* REQUIRED TASK: Collect every line that includes the string "Tratados".
━━━━━ DATA FOR PROCESSING
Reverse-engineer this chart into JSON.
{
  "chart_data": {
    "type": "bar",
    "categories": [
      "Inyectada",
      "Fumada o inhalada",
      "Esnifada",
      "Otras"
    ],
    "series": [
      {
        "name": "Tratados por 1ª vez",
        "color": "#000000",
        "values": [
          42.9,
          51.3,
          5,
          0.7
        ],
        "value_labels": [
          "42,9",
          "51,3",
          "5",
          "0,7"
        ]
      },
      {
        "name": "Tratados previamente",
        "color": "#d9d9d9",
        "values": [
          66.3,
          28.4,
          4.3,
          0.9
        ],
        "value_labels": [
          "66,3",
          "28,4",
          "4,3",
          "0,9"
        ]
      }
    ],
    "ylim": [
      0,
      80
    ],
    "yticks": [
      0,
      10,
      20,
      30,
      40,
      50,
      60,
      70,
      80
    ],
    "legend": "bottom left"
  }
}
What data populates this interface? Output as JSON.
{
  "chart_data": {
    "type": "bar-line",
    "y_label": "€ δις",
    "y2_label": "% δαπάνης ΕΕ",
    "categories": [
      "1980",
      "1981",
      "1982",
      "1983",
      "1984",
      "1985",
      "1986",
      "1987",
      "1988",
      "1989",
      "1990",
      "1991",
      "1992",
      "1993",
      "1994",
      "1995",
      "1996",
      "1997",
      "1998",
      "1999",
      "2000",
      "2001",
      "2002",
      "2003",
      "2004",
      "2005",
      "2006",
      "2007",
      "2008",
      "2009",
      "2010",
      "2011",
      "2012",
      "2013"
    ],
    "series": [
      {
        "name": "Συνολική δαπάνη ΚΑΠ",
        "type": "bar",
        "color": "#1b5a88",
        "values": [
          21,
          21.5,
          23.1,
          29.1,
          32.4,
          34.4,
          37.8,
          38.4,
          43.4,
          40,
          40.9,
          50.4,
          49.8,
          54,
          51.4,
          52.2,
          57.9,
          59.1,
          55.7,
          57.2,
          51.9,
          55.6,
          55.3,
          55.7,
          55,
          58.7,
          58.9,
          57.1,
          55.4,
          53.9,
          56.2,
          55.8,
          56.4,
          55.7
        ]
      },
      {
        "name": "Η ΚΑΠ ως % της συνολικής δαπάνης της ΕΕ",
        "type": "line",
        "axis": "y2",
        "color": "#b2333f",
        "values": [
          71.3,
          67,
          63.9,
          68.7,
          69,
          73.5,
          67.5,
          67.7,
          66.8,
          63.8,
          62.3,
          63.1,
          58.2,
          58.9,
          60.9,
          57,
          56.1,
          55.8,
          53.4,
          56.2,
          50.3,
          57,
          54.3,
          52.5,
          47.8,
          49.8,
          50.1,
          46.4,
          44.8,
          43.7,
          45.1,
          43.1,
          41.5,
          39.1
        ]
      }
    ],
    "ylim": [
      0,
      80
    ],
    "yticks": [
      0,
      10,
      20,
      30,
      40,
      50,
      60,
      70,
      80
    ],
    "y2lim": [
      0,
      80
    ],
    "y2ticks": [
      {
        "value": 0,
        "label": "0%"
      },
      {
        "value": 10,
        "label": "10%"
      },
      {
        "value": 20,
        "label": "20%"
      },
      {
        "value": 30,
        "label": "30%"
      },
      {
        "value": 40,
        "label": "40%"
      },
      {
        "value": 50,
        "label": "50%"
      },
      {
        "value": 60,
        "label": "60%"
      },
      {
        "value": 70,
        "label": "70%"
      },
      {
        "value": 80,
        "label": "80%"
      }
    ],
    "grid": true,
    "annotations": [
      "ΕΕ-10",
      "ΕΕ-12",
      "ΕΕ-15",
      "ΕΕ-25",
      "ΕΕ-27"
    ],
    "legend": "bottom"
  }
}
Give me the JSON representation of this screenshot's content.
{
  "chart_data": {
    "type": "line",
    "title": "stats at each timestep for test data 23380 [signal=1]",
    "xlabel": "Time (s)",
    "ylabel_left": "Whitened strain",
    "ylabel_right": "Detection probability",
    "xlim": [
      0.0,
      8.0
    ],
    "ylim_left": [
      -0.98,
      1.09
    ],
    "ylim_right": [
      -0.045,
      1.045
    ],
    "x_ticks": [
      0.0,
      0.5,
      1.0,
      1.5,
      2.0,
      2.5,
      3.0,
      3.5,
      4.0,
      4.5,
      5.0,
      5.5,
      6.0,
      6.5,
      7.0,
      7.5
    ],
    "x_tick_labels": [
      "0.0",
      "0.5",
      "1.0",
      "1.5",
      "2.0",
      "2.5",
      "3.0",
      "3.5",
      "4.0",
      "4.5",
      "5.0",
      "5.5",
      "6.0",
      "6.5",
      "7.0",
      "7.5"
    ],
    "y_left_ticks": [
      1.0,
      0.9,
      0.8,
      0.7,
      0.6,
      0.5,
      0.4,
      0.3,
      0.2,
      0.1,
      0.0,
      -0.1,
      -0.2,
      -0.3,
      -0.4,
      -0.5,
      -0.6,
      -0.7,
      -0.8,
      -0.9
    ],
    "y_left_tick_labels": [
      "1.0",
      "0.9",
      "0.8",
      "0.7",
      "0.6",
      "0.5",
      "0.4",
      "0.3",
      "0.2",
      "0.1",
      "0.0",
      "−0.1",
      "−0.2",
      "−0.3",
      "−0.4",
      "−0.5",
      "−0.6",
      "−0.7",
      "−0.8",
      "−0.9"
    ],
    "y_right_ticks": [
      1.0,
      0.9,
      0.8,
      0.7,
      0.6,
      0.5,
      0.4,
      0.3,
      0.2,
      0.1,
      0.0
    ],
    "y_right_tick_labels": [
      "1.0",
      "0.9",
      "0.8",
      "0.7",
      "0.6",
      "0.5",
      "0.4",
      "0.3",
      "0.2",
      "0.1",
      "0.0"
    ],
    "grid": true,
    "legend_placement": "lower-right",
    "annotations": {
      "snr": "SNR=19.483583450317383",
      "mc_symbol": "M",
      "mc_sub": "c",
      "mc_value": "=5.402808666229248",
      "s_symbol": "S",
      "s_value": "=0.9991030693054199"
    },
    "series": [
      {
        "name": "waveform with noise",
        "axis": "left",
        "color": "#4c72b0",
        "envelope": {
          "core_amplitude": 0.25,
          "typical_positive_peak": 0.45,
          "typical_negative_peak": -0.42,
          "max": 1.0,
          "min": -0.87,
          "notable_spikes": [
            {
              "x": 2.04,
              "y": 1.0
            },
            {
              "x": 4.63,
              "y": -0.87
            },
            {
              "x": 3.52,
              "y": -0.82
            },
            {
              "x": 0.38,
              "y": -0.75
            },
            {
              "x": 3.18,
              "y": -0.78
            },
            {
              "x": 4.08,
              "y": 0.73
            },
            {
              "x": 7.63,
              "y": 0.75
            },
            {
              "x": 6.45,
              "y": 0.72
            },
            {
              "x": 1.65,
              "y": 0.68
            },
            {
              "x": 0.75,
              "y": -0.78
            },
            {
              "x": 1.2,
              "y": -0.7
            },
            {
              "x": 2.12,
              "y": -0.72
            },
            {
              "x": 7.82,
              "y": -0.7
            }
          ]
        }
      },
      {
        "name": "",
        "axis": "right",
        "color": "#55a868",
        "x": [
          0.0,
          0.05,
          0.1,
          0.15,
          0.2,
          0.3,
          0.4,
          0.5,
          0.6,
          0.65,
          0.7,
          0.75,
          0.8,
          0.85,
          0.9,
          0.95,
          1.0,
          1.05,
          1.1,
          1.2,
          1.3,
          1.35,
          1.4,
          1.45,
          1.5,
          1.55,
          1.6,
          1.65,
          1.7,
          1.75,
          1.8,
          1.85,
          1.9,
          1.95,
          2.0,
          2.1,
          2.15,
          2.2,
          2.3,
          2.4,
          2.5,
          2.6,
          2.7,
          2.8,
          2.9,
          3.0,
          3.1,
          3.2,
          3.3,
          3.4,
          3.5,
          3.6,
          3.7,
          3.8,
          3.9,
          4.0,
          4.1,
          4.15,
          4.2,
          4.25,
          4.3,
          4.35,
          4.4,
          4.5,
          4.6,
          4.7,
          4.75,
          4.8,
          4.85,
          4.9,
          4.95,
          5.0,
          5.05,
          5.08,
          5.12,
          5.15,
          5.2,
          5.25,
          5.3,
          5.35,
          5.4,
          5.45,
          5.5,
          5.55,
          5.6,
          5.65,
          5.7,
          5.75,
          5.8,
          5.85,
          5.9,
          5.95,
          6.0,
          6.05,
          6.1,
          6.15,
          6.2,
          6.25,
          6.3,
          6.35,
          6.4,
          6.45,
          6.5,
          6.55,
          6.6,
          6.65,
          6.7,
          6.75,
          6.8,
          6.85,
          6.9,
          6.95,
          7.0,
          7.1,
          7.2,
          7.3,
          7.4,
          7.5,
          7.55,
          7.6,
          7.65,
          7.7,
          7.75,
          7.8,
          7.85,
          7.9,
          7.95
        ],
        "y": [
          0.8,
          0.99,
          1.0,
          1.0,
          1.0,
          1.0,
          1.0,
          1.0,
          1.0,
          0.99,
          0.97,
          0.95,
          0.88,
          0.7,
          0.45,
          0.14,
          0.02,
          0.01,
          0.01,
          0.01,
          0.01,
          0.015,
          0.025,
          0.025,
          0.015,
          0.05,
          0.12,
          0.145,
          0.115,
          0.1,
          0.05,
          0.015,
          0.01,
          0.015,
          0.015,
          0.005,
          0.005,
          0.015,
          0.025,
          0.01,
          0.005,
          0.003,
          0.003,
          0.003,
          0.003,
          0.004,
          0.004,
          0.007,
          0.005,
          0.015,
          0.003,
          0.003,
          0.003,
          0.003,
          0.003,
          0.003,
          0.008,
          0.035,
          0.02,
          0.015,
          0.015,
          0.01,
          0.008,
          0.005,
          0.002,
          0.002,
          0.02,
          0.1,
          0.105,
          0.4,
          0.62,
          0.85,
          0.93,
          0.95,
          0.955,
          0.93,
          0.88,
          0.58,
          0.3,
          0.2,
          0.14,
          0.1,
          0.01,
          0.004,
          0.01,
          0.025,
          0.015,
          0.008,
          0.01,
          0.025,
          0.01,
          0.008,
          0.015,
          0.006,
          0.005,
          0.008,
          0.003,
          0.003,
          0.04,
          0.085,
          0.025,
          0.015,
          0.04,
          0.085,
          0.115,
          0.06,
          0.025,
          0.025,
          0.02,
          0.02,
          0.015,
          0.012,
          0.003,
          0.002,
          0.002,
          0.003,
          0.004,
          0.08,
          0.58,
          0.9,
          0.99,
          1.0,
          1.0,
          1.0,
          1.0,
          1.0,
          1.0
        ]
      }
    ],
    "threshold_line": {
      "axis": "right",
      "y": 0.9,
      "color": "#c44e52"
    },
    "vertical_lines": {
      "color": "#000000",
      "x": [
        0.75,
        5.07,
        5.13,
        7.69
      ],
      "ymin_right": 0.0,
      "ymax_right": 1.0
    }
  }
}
━━━━━━━━━━
* CORRECT RESULT:
        "name": "Tratados por 1ª vez",
        "name": "Tratados previamente",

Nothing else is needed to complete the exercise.